__Short task__.
Return the material word for word. Do not include pictures.

%%

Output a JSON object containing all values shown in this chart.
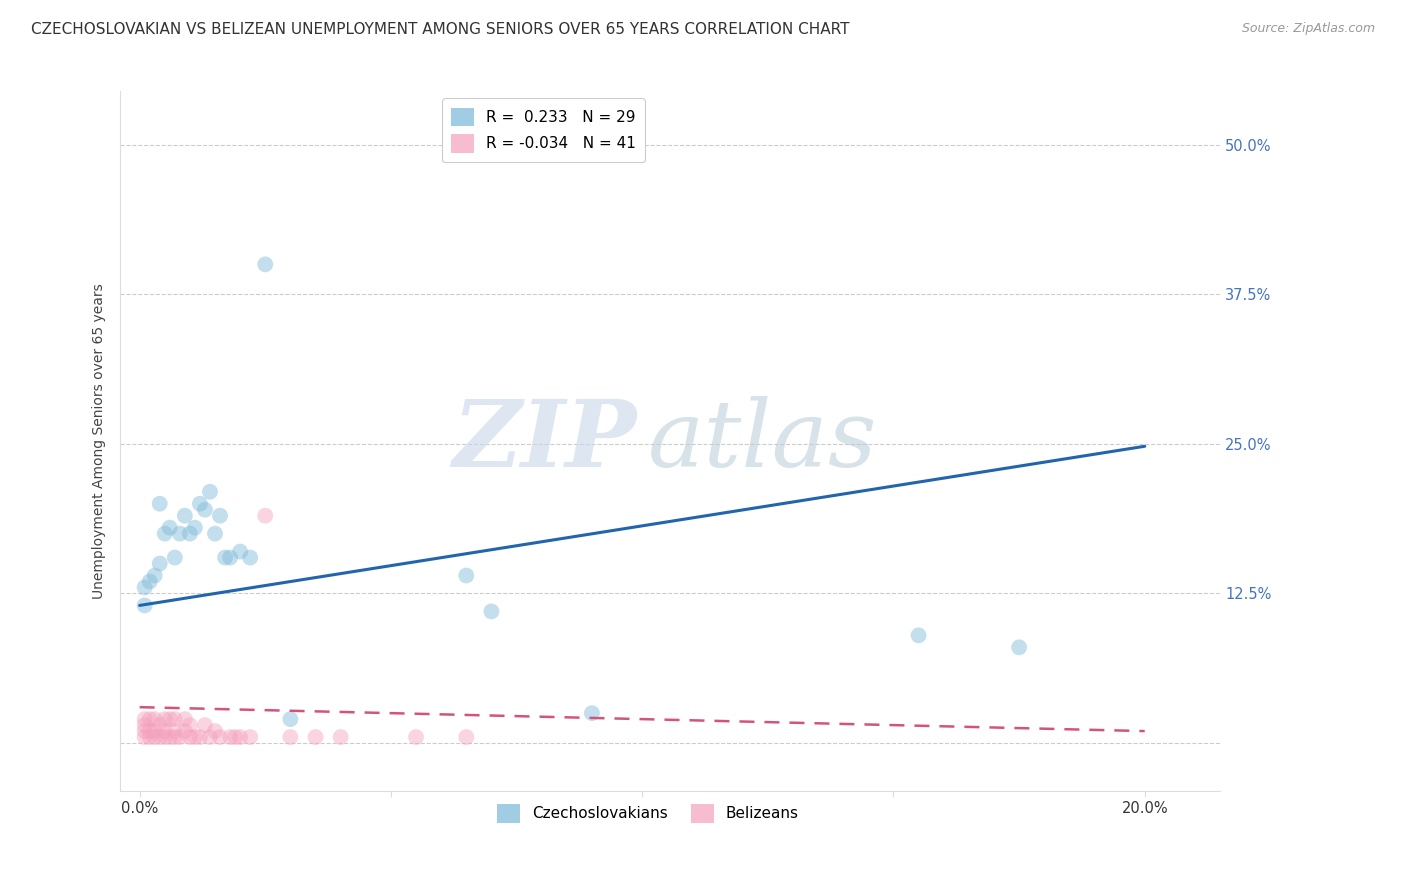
{
  "title": "CZECHOSLOVAKIAN VS BELIZEAN UNEMPLOYMENT AMONG SENIORS OVER 65 YEARS CORRELATION CHART",
  "source": "Source: ZipAtlas.com",
  "ylabel": "Unemployment Among Seniors over 65 years",
  "ytick_values": [
    0.0,
    0.125,
    0.25,
    0.375,
    0.5
  ],
  "ytick_labels": [
    "",
    "12.5%",
    "25.0%",
    "37.5%",
    "50.0%"
  ],
  "xtick_values": [
    0.0,
    0.05,
    0.1,
    0.15,
    0.2
  ],
  "xtick_labels": [
    "0.0%",
    "",
    "",
    "",
    "20.0%"
  ],
  "xlim": [
    -0.004,
    0.215
  ],
  "ylim": [
    -0.04,
    0.545
  ],
  "background_color": "#ffffff",
  "grid_color": "#cccccc",
  "watermark_zip": "ZIP",
  "watermark_atlas": "atlas",
  "czech_color": "#7ab8d9",
  "beliz_color": "#f4a0bc",
  "czech_trend_color": "#2166ac",
  "beliz_trend_color": "#d4537a",
  "czech_x": [
    0.001,
    0.001,
    0.002,
    0.003,
    0.004,
    0.004,
    0.005,
    0.006,
    0.007,
    0.008,
    0.009,
    0.01,
    0.011,
    0.012,
    0.013,
    0.014,
    0.015,
    0.016,
    0.017,
    0.018,
    0.02,
    0.022,
    0.025,
    0.03,
    0.065,
    0.07,
    0.09,
    0.155,
    0.175
  ],
  "czech_y": [
    0.115,
    0.13,
    0.135,
    0.14,
    0.15,
    0.2,
    0.175,
    0.18,
    0.155,
    0.175,
    0.19,
    0.175,
    0.18,
    0.2,
    0.195,
    0.21,
    0.175,
    0.19,
    0.155,
    0.155,
    0.16,
    0.155,
    0.4,
    0.02,
    0.14,
    0.11,
    0.025,
    0.09,
    0.08
  ],
  "beliz_x": [
    0.001,
    0.001,
    0.001,
    0.001,
    0.002,
    0.002,
    0.002,
    0.003,
    0.003,
    0.003,
    0.004,
    0.004,
    0.005,
    0.005,
    0.005,
    0.006,
    0.006,
    0.007,
    0.007,
    0.007,
    0.008,
    0.009,
    0.009,
    0.01,
    0.01,
    0.011,
    0.012,
    0.013,
    0.014,
    0.015,
    0.016,
    0.018,
    0.019,
    0.02,
    0.022,
    0.025,
    0.03,
    0.035,
    0.04,
    0.055,
    0.065
  ],
  "beliz_y": [
    0.005,
    0.01,
    0.015,
    0.02,
    0.005,
    0.01,
    0.02,
    0.005,
    0.01,
    0.02,
    0.005,
    0.015,
    0.005,
    0.01,
    0.02,
    0.005,
    0.02,
    0.005,
    0.01,
    0.02,
    0.005,
    0.01,
    0.02,
    0.005,
    0.015,
    0.005,
    0.005,
    0.015,
    0.005,
    0.01,
    0.005,
    0.005,
    0.005,
    0.005,
    0.005,
    0.19,
    0.005,
    0.005,
    0.005,
    0.005,
    0.005
  ],
  "czech_trend_x": [
    0.0,
    0.2
  ],
  "czech_trend_y": [
    0.115,
    0.248
  ],
  "beliz_trend_x": [
    0.0,
    0.2
  ],
  "beliz_trend_y": [
    0.03,
    0.01
  ],
  "czech_R": 0.233,
  "czech_N": 29,
  "beliz_R": -0.034,
  "beliz_N": 41,
  "legend_labels": [
    "Czechoslovakians",
    "Belizeans"
  ],
  "marker_size": 130,
  "marker_alpha": 0.45,
  "title_fontsize": 11,
  "axis_label_fontsize": 10,
  "tick_fontsize": 10.5,
  "tick_color": "#4472c4",
  "legend_fontsize": 11
}
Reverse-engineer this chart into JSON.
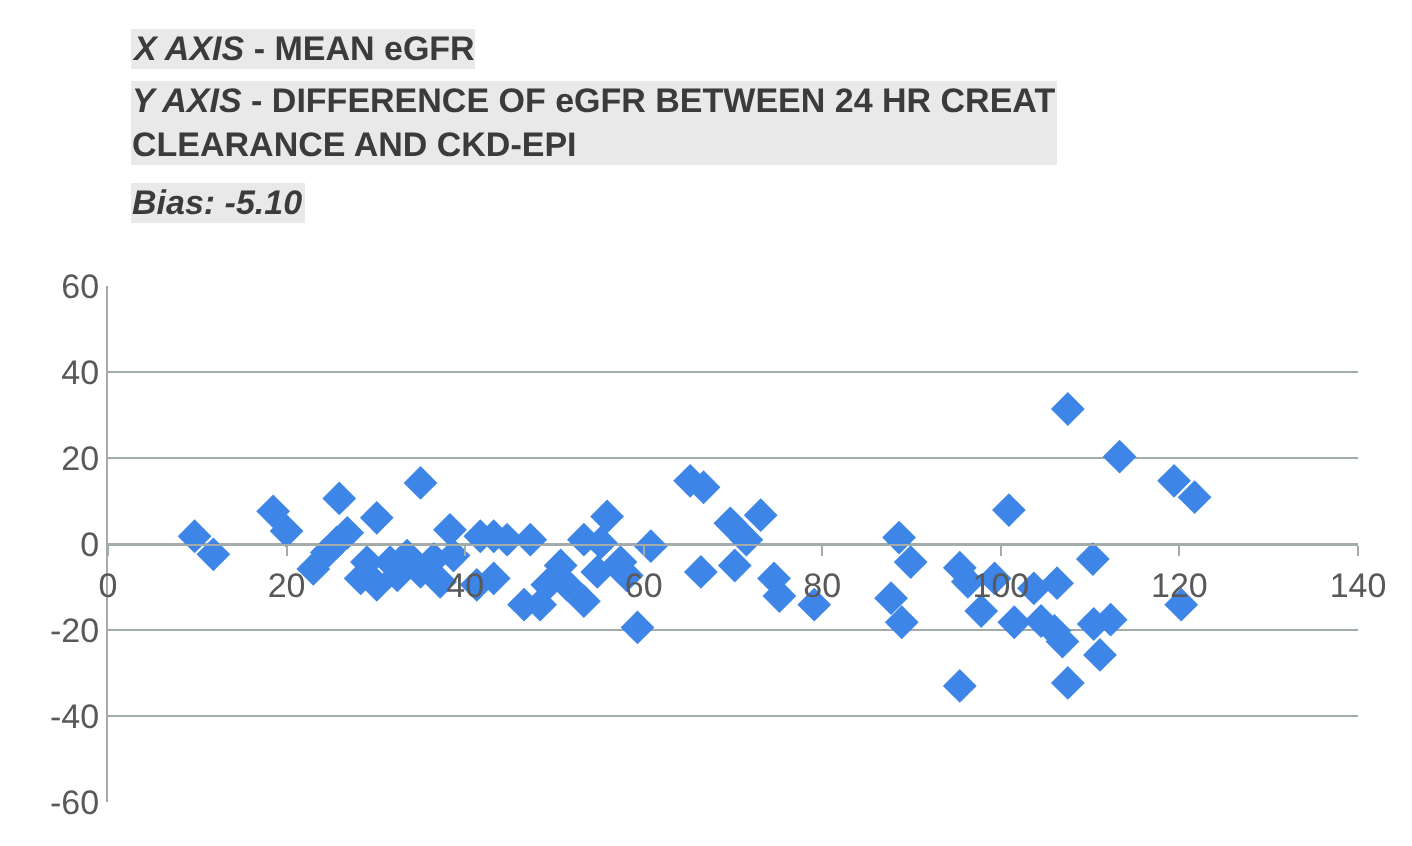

%%

__Answer for this exercise__.
Output a JSON object containing all values shown in this chart.
{
  "title": "CZECHOSLOVAKIAN VS BELIZEAN UNEMPLOYMENT AMONG SENIORS OVER 65 YEARS CORRELATION CHART",
  "source": "Source: ZipAtlas.com",
  "ylabel": "Unemployment Among Seniors over 65 years",
  "ytick_values": [
    0.0,
    0.125,
    0.25,
    0.375,
    0.5
  ],
  "ytick_labels": [
    "",
    "12.5%",
    "25.0%",
    "37.5%",
    "50.0%"
  ],
  "xtick_values": [
    0.0,
    0.05,
    0.1,
    0.15,
    0.2
  ],
  "xtick_labels": [
    "0.0%",
    "",
    "",
    "",
    "20.0%"
  ],
  "xlim": [
    -0.004,
    0.215
  ],
  "ylim": [
    -0.04,
    0.545
  ],
  "background_color": "#ffffff",
  "grid_color": "#cccccc",
  "watermark_zip": "ZIP",
  "watermark_atlas": "atlas",
  "czech_color": "#7ab8d9",
  "beliz_color": "#f4a0bc",
  "czech_trend_color": "#2166ac",
  "beliz_trend_color": "#d4537a",
  "czech_x": [
    0.001,
    0.001,
    0.002,
    0.003,
    0.004,
    0.004,
    0.005,
    0.006,
    0.007,
    0.008,
    0.009,
    0.01,
    0.011,
    0.012,
    0.013,
    0.014,
    0.015,
    0.016,
    0.017,
    0.018,
    0.02,
    0.022,
    0.025,
    0.03,
    0.065,
    0.07,
    0.09,
    0.155,
    0.175
  ],
  "czech_y": [
    0.115,
    0.13,
    0.135,
    0.14,
    0.15,
    0.2,
    0.175,
    0.18,
    0.155,
    0.175,
    0.19,
    0.175,
    0.18,
    0.2,
    0.195,
    0.21,
    0.175,
    0.19,
    0.155,
    0.155,
    0.16,
    0.155,
    0.4,
    0.02,
    0.14,
    0.11,
    0.025,
    0.09,
    0.08
  ],
  "beliz_x": [
    0.001,
    0.001,
    0.001,
    0.001,
    0.002,
    0.002,
    0.002,
    0.003,
    0.003,
    0.003,
    0.004,
    0.004,
    0.005,
    0.005,
    0.005,
    0.006,
    0.006,
    0.007,
    0.007,
    0.007,
    0.008,
    0.009,
    0.009,
    0.01,
    0.01,
    0.011,
    0.012,
    0.013,
    0.014,
    0.015,
    0.016,
    0.018,
    0.019,
    0.02,
    0.022,
    0.025,
    0.03,
    0.035,
    0.04,
    0.055,
    0.065
  ],
  "beliz_y": [
    0.005,
    0.01,
    0.015,
    0.02,
    0.005,
    0.01,
    0.02,
    0.005,
    0.01,
    0.02,
    0.005,
    0.015,
    0.005,
    0.01,
    0.02,
    0.005,
    0.02,
    0.005,
    0.01,
    0.02,
    0.005,
    0.01,
    0.02,
    0.005,
    0.015,
    0.005,
    0.005,
    0.015,
    0.005,
    0.01,
    0.005,
    0.005,
    0.005,
    0.005,
    0.005,
    0.19,
    0.005,
    0.005,
    0.005,
    0.005,
    0.005
  ],
  "czech_trend_x": [
    0.0,
    0.2
  ],
  "czech_trend_y": [
    0.115,
    0.248
  ],
  "beliz_trend_x": [
    0.0,
    0.2
  ],
  "beliz_trend_y": [
    0.03,
    0.01
  ],
  "czech_R": 0.233,
  "czech_N": 29,
  "beliz_R": -0.034,
  "beliz_N": 41,
  "legend_labels": [
    "Czechoslovakians",
    "Belizeans"
  ],
  "marker_size": 130,
  "marker_alpha": 0.45,
  "title_fontsize": 11,
  "axis_label_fontsize": 10,
  "tick_fontsize": 10.5,
  "tick_color": "#4472c4",
  "legend_fontsize": 11
}
Reverse-engineer this chart into JSON.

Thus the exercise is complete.